═══ MATERIAL FOR THIS EXERCISE

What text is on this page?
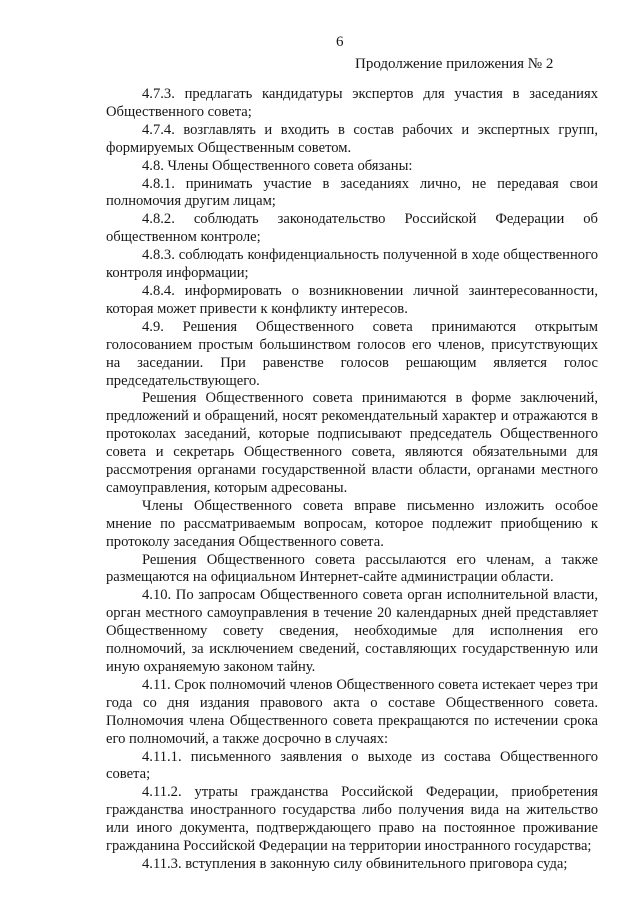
6
Продолжение приложения № 2

4.7.3. предлагать кандидатуры экспертов для участия в заседаниях Общественного совета;

4.7.4. возглавлять и входить в состав рабочих и экспертных групп, формируемых Общественным советом.

4.8. Члены Общественного совета обязаны:

4.8.1. принимать участие в заседаниях лично, не передавая свои полномочия другим лицам;

4.8.2. соблюдать законодательство Российской Федерации об общественном контроле;

4.8.3. соблюдать конфиденциальность полученной в ходе общественного контроля информации;

4.8.4. информировать о возникновении личной заинтересованности, которая может привести к конфликту интересов.

4.9. Решения Общественного совета принимаются открытым голосованием простым большинством голосов его членов, присутствующих на заседании. При равенстве голосов решающим является голос председательствующего.

Решения Общественного совета принимаются в форме заключений, предложений и обращений, носят рекомендательный характер и отражаются в протоколах заседаний, которые подписывают председатель Общественного совета и секретарь Общественного совета, являются обязательными для рассмотрения органами государственной власти области, органами местного самоуправления, которым адресованы.

Члены Общественного совета вправе письменно изложить особое мнение по рассматриваемым вопросам, которое подлежит приобщению к протоколу заседания Общественного совета.

Решения Общественного совета рассылаются его членам, а также размещаются на официальном Интернет-сайте администрации области.

4.10. По запросам Общественного совета орган исполнительной власти, орган местного самоуправления в течение 20 календарных дней представляет Общественному совету сведения, необходимые для исполнения его полномочий, за исключением сведений, составляющих государственную или иную охраняемую законом тайну.

4.11. Срок полномочий членов Общественного совета истекает через три года со дня издания правового акта о составе Общественного совета. Полномочия члена Общественного совета прекращаются по истечении срока его полномочий, а также досрочно в случаях:

4.11.1. письменного заявления о выходе из состава Общественного совета;

4.11.2. утраты гражданства Российской Федерации, приобретения гражданства иностранного государства либо получения вида на жительство или иного документа, подтверждающего право на постоянное проживание гражданина Российской Федерации на территории иностранного государства;

4.11.3. вступления в законную силу обвинительного приговора суда;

══════

Please write out all of the material above without changing a word, and omit any pictures.

What text is on this page?
6
Продолжение приложения № 2

4.7.3. предлагать кандидатуры экспертов для участия в заседаниях Общественного совета;

4.7.4. возглавлять и входить в состав рабочих и экспертных групп, формируемых Общественным советом.

4.8. Члены Общественного совета обязаны:

4.8.1. принимать участие в заседаниях лично, не передавая свои полномочия другим лицам;

4.8.2. соблюдать законодательство Российской Федерации об общественном контроле;

4.8.3. соблюдать конфиденциальность полученной в ходе общественного контроля информации;

4.8.4. информировать о возникновении личной заинтересованности, которая может привести к конфликту интересов.

4.9. Решения Общественного совета принимаются открытым голосованием простым большинством голосов его членов, присутствующих на заседании. При равенстве голосов решающим является голос председательствующего.

Решения Общественного совета принимаются в форме заключений, предложений и обращений, носят рекомендательный характер и отражаются в протоколах заседаний, которые подписывают председатель Общественного совета и секретарь Общественного совета, являются обязательными для рассмотрения органами государственной власти области, органами местного самоуправления, которым адресованы.

Члены Общественного совета вправе письменно изложить особое мнение по рассматриваемым вопросам, которое подлежит приобщению к протоколу заседания Общественного совета.

Решения Общественного совета рассылаются его членам, а также размещаются на официальном Интернет-сайте администрации области.

4.10. По запросам Общественного совета орган исполнительной власти, орган местного самоуправления в течение 20 календарных дней представляет Общественному совету сведения, необходимые для исполнения его полномочий, за исключением сведений, составляющих государственную или иную охраняемую законом тайну.

4.11. Срок полномочий членов Общественного совета истекает через три года со дня издания правового акта о составе Общественного совета. Полномочия члена Общественного совета прекращаются по истечении срока его полномочий, а также досрочно в случаях:

4.11.1. письменного заявления о выходе из состава Общественного совета;

4.11.2. утраты гражданства Российской Федерации, приобретения гражданства иностранного государства либо получения вида на жительство или иного документа, подтверждающего право на постоянное проживание гражданина Российской Федерации на территории иностранного государства;

4.11.3. вступления в законную силу обвинительного приговора суда;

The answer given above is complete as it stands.